##### Records for the exercise #####

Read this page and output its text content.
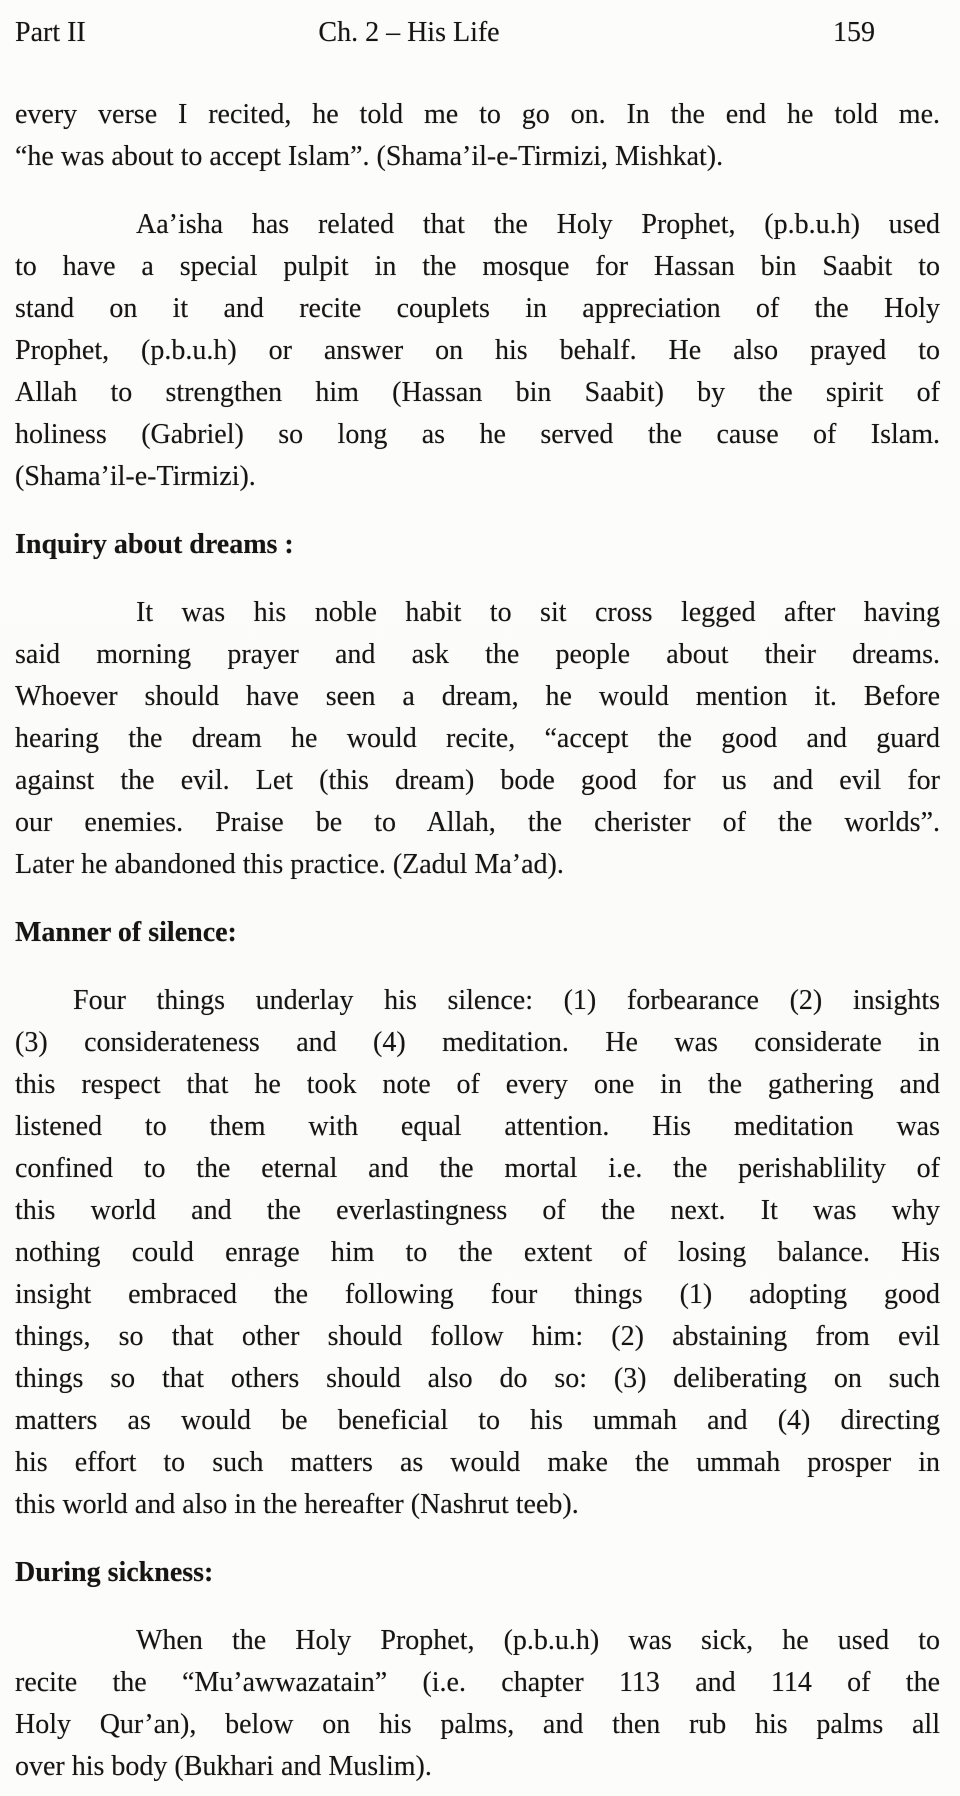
Part II	Ch. 2 – His Life	159
every verse I recited, he told me to go on. In the end he told me.
“he was about to accept Islam”. (Shama’il-e-Tirmizi, Mishkat).
Aa’isha has related that the Holy Prophet, (p.b.u.h) used
to have a special pulpit in the mosque for Hassan bin Saabit to
stand on it and recite couplets in appreciation of the Holy
Prophet, (p.b.u.h) or answer on his behalf. He also prayed to
Allah to strengthen him (Hassan bin Saabit) by the spirit of
holiness (Gabriel) so long as he served the cause of Islam.
(Shama’il-e-Tirmizi).
Inquiry about dreams :
It was his noble habit to sit cross legged after having
said morning prayer and ask the people about their dreams.
Whoever should have seen a dream, he would mention it. Before
hearing the dream he would recite, “accept the good and guard
against the evil. Let (this dream) bode good for us and evil for
our enemies. Praise be to Allah, the cherister of the worlds”.
Later he abandoned this practice. (Zadul Ma’ad).
Manner of silence:
Four things underlay his silence: (1) forbearance (2) insights
(3) considerateness and (4) meditation. He was considerate in
this respect that he took note of every one in the gathering and
listened to them with equal attention. His meditation was
confined to the eternal and the mortal i.e. the perishablility of
this world and the everlastingness of the next. It was why
nothing could enrage him to the extent of losing balance. His
insight embraced the following four things (1) adopting good
things, so that other should follow him: (2) abstaining from evil
things so that others should also do so: (3) deliberating on such
matters as would be beneficial to his ummah and (4) directing
his effort to such matters as would make the ummah prosper in
this world and also in the hereafter (Nashrut teeb).
During sickness:
When the Holy Prophet, (p.b.u.h) was sick, he used to
recite the “Mu’awwazatain” (i.e. chapter 113 and 114 of the
Holy Qur’an), below on his palms, and then rub his palms all
over his body (Bukhari and Muslim).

#####

• [Exercise instructions]: Give the number of lines in the entries that include the string "also", and nothing more.

• [Output]: 3